» **Given data**
%%

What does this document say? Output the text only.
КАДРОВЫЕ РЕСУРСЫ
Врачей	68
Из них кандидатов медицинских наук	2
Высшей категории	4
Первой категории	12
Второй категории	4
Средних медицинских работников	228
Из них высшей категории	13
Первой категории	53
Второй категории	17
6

%%

» **What you will do**
Print every record exactly as it was given.

» **Solution to the exercise**
What does this document say? Output the text only.
КАДРОВЫЕ РЕСУРСЫ
Врачей	68
Из них кандидатов медицинских наук	2
Высшей категории	4
Первой категории	12
Второй категории	4
Средних медицинских работников	228
Из них высшей категории	13
Первой категории	53
Второй категории	17
6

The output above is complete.